— START OF Record list —

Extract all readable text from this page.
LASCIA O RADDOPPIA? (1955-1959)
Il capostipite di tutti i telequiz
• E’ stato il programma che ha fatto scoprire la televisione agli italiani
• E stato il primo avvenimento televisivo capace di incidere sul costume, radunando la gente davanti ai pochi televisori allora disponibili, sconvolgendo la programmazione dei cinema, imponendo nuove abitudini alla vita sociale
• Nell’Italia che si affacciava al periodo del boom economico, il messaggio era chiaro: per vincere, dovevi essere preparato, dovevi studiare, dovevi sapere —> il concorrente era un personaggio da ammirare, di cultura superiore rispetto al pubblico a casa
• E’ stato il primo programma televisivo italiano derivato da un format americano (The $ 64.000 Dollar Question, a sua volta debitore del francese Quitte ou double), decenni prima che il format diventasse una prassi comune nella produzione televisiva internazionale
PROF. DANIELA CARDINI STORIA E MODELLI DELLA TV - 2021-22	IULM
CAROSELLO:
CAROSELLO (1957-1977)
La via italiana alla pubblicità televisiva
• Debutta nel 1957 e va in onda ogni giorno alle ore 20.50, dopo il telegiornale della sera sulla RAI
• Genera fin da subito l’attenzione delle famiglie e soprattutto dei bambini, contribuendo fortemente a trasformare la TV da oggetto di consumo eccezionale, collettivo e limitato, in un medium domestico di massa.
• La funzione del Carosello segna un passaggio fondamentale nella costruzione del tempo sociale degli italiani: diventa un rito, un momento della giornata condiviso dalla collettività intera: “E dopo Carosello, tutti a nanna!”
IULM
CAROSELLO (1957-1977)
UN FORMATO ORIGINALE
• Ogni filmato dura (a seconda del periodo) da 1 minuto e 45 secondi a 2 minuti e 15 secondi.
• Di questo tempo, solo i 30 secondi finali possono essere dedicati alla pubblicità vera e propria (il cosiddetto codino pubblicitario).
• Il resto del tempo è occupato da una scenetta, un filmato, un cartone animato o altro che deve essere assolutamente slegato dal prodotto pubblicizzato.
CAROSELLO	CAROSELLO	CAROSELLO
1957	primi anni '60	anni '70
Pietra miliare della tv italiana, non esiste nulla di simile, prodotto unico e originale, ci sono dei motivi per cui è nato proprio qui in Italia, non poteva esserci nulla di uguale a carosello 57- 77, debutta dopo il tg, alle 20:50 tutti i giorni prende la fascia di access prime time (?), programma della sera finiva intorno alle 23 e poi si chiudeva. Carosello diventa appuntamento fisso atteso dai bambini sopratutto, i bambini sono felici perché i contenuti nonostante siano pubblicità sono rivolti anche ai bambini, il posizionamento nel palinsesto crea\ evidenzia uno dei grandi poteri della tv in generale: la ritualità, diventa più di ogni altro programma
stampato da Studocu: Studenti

— END OF Record list —

• _Your task_: Copy down every line of the entries containing the word "alle".

• _Written reply_:
• Debutta nel 1957 e va in onda ogni giorno alle ore 20.50, dopo il telegiornale della sera sulla RAI
Pietra miliare della tv italiana, non esiste nulla di simile, prodotto unico e originale, ci sono dei motivi per cui è nato proprio qui in Italia, non poteva esserci nulla di uguale a carosello 57- 77, debutta dopo il tg, alle 20:50 tutti i giorni prende la fascia di access prime time (?), programma della sera finiva intorno alle 23 e poi si chiudeva. Carosello diventa appuntamento fisso atteso dai bambini sopratutto, i bambini sono felici perché i contenuti nonostante siano pubblicità sono rivolti anche ai bambini, il posizionamento nel palinsesto crea\ evidenzia uno dei grandi poteri della tv in generale: la ritualità, diventa più di ogni altro programma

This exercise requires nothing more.